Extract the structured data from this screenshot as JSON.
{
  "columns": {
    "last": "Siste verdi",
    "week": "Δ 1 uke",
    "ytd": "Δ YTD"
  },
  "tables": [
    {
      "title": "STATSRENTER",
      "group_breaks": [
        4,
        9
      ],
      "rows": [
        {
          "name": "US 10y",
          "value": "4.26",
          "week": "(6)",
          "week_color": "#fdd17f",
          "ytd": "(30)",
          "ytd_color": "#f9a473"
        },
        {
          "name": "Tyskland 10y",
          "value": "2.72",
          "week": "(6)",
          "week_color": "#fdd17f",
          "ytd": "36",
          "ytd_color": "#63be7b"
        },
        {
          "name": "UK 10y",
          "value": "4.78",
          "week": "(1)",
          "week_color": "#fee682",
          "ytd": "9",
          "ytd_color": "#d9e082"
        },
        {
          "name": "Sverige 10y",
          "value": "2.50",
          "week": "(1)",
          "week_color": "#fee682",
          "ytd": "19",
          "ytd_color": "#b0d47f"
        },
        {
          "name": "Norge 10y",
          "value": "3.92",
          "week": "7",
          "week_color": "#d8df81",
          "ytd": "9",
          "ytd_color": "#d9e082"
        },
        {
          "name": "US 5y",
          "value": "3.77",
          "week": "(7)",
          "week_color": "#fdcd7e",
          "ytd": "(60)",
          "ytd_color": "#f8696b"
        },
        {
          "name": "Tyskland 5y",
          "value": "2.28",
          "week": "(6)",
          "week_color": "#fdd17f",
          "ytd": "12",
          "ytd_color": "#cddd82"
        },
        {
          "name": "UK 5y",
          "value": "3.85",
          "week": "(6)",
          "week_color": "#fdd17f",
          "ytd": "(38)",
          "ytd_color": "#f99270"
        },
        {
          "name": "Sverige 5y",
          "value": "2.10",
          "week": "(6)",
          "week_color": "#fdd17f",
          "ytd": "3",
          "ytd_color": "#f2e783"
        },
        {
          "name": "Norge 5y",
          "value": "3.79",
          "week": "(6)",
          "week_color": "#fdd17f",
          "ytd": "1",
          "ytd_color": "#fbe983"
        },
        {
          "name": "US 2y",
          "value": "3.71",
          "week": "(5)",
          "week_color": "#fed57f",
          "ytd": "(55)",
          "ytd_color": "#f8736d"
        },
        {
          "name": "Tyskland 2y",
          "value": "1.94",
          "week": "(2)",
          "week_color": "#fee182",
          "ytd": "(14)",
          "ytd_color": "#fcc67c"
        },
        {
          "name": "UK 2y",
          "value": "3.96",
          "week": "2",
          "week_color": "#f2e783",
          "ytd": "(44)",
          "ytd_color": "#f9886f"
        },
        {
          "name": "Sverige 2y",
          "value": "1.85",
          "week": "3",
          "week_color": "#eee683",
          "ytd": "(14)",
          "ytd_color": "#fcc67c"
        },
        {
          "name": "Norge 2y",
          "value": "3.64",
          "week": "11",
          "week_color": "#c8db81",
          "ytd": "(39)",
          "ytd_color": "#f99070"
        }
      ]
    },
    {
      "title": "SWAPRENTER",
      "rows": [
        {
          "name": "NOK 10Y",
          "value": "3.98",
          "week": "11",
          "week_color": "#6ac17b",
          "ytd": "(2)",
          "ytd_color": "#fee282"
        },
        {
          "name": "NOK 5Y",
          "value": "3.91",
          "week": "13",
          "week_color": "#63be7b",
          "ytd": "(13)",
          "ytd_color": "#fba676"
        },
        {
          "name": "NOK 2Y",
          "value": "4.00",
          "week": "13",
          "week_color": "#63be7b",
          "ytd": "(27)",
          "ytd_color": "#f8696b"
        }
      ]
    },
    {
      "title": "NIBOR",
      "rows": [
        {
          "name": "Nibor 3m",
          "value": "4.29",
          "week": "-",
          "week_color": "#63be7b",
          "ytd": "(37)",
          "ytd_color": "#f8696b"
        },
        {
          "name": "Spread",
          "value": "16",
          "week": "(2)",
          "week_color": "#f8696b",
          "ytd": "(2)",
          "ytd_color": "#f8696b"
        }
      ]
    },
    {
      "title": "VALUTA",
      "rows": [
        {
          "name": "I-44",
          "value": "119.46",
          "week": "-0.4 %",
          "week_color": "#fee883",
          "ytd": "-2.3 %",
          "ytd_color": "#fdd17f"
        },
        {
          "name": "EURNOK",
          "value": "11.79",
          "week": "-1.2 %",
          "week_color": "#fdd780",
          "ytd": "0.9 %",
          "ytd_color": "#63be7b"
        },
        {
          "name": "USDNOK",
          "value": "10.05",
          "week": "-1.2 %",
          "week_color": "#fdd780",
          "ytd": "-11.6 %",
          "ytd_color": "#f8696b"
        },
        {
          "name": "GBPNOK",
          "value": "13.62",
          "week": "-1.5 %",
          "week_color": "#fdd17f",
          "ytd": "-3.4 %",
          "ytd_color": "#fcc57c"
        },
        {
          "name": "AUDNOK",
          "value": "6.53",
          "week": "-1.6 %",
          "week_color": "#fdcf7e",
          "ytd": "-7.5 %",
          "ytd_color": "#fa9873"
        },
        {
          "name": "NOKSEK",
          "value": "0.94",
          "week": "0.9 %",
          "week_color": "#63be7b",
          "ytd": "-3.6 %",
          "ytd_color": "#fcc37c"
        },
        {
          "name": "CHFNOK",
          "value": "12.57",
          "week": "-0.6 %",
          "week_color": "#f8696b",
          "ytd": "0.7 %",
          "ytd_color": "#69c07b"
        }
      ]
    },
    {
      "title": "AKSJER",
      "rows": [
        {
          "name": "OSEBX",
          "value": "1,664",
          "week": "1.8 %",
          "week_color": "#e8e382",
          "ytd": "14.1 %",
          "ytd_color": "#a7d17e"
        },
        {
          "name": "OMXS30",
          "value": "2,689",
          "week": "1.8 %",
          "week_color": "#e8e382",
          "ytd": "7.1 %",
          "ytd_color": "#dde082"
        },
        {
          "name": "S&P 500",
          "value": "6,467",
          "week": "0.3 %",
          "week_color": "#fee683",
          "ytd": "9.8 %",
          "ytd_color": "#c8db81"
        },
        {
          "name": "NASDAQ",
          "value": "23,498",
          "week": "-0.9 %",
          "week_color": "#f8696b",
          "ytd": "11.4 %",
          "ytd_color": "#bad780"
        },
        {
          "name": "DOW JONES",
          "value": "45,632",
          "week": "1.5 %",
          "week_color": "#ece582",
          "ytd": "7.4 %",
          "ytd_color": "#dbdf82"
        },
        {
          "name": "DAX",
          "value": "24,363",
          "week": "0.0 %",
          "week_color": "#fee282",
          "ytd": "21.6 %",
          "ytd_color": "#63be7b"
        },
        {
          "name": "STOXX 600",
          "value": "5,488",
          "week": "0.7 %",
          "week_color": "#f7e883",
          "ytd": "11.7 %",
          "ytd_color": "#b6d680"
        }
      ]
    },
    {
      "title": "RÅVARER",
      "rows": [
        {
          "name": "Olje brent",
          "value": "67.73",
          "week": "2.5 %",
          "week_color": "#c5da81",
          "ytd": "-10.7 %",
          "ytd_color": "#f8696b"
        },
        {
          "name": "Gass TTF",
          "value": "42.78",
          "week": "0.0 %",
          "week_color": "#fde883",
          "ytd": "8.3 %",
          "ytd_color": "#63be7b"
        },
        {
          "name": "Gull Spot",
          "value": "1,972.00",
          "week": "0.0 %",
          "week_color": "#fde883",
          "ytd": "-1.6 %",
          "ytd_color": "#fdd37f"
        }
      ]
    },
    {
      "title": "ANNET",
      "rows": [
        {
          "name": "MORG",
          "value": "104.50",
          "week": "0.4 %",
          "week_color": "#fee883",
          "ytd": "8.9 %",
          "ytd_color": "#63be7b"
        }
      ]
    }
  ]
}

---------------

INSTRUCTIONS FOR THE TASK:
Retype the whole listing, matching it exactly.

CORRECT RESPONSE:
Extract the structured data from this screenshot as JSON.
{
  "columns": {
    "last": "Siste verdi",
    "week": "Δ 1 uke",
    "ytd": "Δ YTD"
  },
  "tables": [
    {
      "title": "STATSRENTER",
      "group_breaks": [
        4,
        9
      ],
      "rows": [
        {
          "name": "US 10y",
          "value": "4.26",
          "week": "(6)",
          "week_color": "#fdd17f",
          "ytd": "(30)",
          "ytd_color": "#f9a473"
        },
        {
          "name": "Tyskland 10y",
          "value": "2.72",
          "week": "(6)",
          "week_color": "#fdd17f",
          "ytd": "36",
          "ytd_color": "#63be7b"
        },
        {
          "name": "UK 10y",
          "value": "4.78",
          "week": "(1)",
          "week_color": "#fee682",
          "ytd": "9",
          "ytd_color": "#d9e082"
        },
        {
          "name": "Sverige 10y",
          "value": "2.50",
          "week": "(1)",
          "week_color": "#fee682",
          "ytd": "19",
          "ytd_color": "#b0d47f"
        },
        {
          "name": "Norge 10y",
          "value": "3.92",
          "week": "7",
          "week_color": "#d8df81",
          "ytd": "9",
          "ytd_color": "#d9e082"
        },
        {
          "name": "US 5y",
          "value": "3.77",
          "week": "(7)",
          "week_color": "#fdcd7e",
          "ytd": "(60)",
          "ytd_color": "#f8696b"
        },
        {
          "name": "Tyskland 5y",
          "value": "2.28",
          "week": "(6)",
          "week_color": "#fdd17f",
          "ytd": "12",
          "ytd_color": "#cddd82"
        },
        {
          "name": "UK 5y",
          "value": "3.85",
          "week": "(6)",
          "week_color": "#fdd17f",
          "ytd": "(38)",
          "ytd_color": "#f99270"
        },
        {
          "name": "Sverige 5y",
          "value": "2.10",
          "week": "(6)",
          "week_color": "#fdd17f",
          "ytd": "3",
          "ytd_color": "#f2e783"
        },
        {
          "name": "Norge 5y",
          "value": "3.79",
          "week": "(6)",
          "week_color": "#fdd17f",
          "ytd": "1",
          "ytd_color": "#fbe983"
        },
        {
          "name": "US 2y",
          "value": "3.71",
          "week": "(5)",
          "week_color": "#fed57f",
          "ytd": "(55)",
          "ytd_color": "#f8736d"
        },
        {
          "name": "Tyskland 2y",
          "value": "1.94",
          "week": "(2)",
          "week_color": "#fee182",
          "ytd": "(14)",
          "ytd_color": "#fcc67c"
        },
        {
          "name": "UK 2y",
          "value": "3.96",
          "week": "2",
          "week_color": "#f2e783",
          "ytd": "(44)",
          "ytd_color": "#f9886f"
        },
        {
          "name": "Sverige 2y",
          "value": "1.85",
          "week": "3",
          "week_color": "#eee683",
          "ytd": "(14)",
          "ytd_color": "#fcc67c"
        },
        {
          "name": "Norge 2y",
          "value": "3.64",
          "week": "11",
          "week_color": "#c8db81",
          "ytd": "(39)",
          "ytd_color": "#f99070"
        }
      ]
    },
    {
      "title": "SWAPRENTER",
      "rows": [
        {
          "name": "NOK 10Y",
          "value": "3.98",
          "week": "11",
          "week_color": "#6ac17b",
          "ytd": "(2)",
          "ytd_color": "#fee282"
        },
        {
          "name": "NOK 5Y",
          "value": "3.91",
          "week": "13",
          "week_color": "#63be7b",
          "ytd": "(13)",
          "ytd_color": "#fba676"
        },
        {
          "name": "NOK 2Y",
          "value": "4.00",
          "week": "13",
          "week_color": "#63be7b",
          "ytd": "(27)",
          "ytd_color": "#f8696b"
        }
      ]
    },
    {
      "title": "NIBOR",
      "rows": [
        {
          "name": "Nibor 3m",
          "value": "4.29",
          "week": "-",
          "week_color": "#63be7b",
          "ytd": "(37)",
          "ytd_color": "#f8696b"
        },
        {
          "name": "Spread",
          "value": "16",
          "week": "(2)",
          "week_color": "#f8696b",
          "ytd": "(2)",
          "ytd_color": "#f8696b"
        }
      ]
    },
    {
      "title": "VALUTA",
      "rows": [
        {
          "name": "I-44",
          "value": "119.46",
          "week": "-0.4 %",
          "week_color": "#fee883",
          "ytd": "-2.3 %",
          "ytd_color": "#fdd17f"
        },
        {
          "name": "EURNOK",
          "value": "11.79",
          "week": "-1.2 %",
          "week_color": "#fdd780",
          "ytd": "0.9 %",
          "ytd_color": "#63be7b"
        },
        {
          "name": "USDNOK",
          "value": "10.05",
          "week": "-1.2 %",
          "week_color": "#fdd780",
          "ytd": "-11.6 %",
          "ytd_color": "#f8696b"
        },
        {
          "name": "GBPNOK",
          "value": "13.62",
          "week": "-1.5 %",
          "week_color": "#fdd17f",
          "ytd": "-3.4 %",
          "ytd_color": "#fcc57c"
        },
        {
          "name": "AUDNOK",
          "value": "6.53",
          "week": "-1.6 %",
          "week_color": "#fdcf7e",
          "ytd": "-7.5 %",
          "ytd_color": "#fa9873"
        },
        {
          "name": "NOKSEK",
          "value": "0.94",
          "week": "0.9 %",
          "week_color": "#63be7b",
          "ytd": "-3.6 %",
          "ytd_color": "#fcc37c"
        },
        {
          "name": "CHFNOK",
          "value": "12.57",
          "week": "-0.6 %",
          "week_color": "#f8696b",
          "ytd": "0.7 %",
          "ytd_color": "#69c07b"
        }
      ]
    },
    {
      "title": "AKSJER",
      "rows": [
        {
          "name": "OSEBX",
          "value": "1,664",
          "week": "1.8 %",
          "week_color": "#e8e382",
          "ytd": "14.1 %",
          "ytd_color": "#a7d17e"
        },
        {
          "name": "OMXS30",
          "value": "2,689",
          "week": "1.8 %",
          "week_color": "#e8e382",
          "ytd": "7.1 %",
          "ytd_color": "#dde082"
        },
        {
          "name": "S&P 500",
          "value": "6,467",
          "week": "0.3 %",
          "week_color": "#fee683",
          "ytd": "9.8 %",
          "ytd_color": "#c8db81"
        },
        {
          "name": "NASDAQ",
          "value": "23,498",
          "week": "-0.9 %",
          "week_color": "#f8696b",
          "ytd": "11.4 %",
          "ytd_color": "#bad780"
        },
        {
          "name": "DOW JONES",
          "value": "45,632",
          "week": "1.5 %",
          "week_color": "#ece582",
          "ytd": "7.4 %",
          "ytd_color": "#dbdf82"
        },
        {
          "name": "DAX",
          "value": "24,363",
          "week": "0.0 %",
          "week_color": "#fee282",
          "ytd": "21.6 %",
          "ytd_color": "#63be7b"
        },
        {
          "name": "STOXX 600",
          "value": "5,488",
          "week": "0.7 %",
          "week_color": "#f7e883",
          "ytd": "11.7 %",
          "ytd_color": "#b6d680"
        }
      ]
    },
    {
      "title": "RÅVARER",
      "rows": [
        {
          "name": "Olje brent",
          "value": "67.73",
          "week": "2.5 %",
          "week_color": "#c5da81",
          "ytd": "-10.7 %",
          "ytd_color": "#f8696b"
        },
        {
          "name": "Gass TTF",
          "value": "42.78",
          "week": "0.0 %",
          "week_color": "#fde883",
          "ytd": "8.3 %",
          "ytd_color": "#63be7b"
        },
        {
          "name": "Gull Spot",
          "value": "1,972.00",
          "week": "0.0 %",
          "week_color": "#fde883",
          "ytd": "-1.6 %",
          "ytd_color": "#fdd37f"
        }
      ]
    },
    {
      "title": "ANNET",
      "rows": [
        {
          "name": "MORG",
          "value": "104.50",
          "week": "0.4 %",
          "week_color": "#fee883",
          "ytd": "8.9 %",
          "ytd_color": "#63be7b"
        }
      ]
    }
  ]
}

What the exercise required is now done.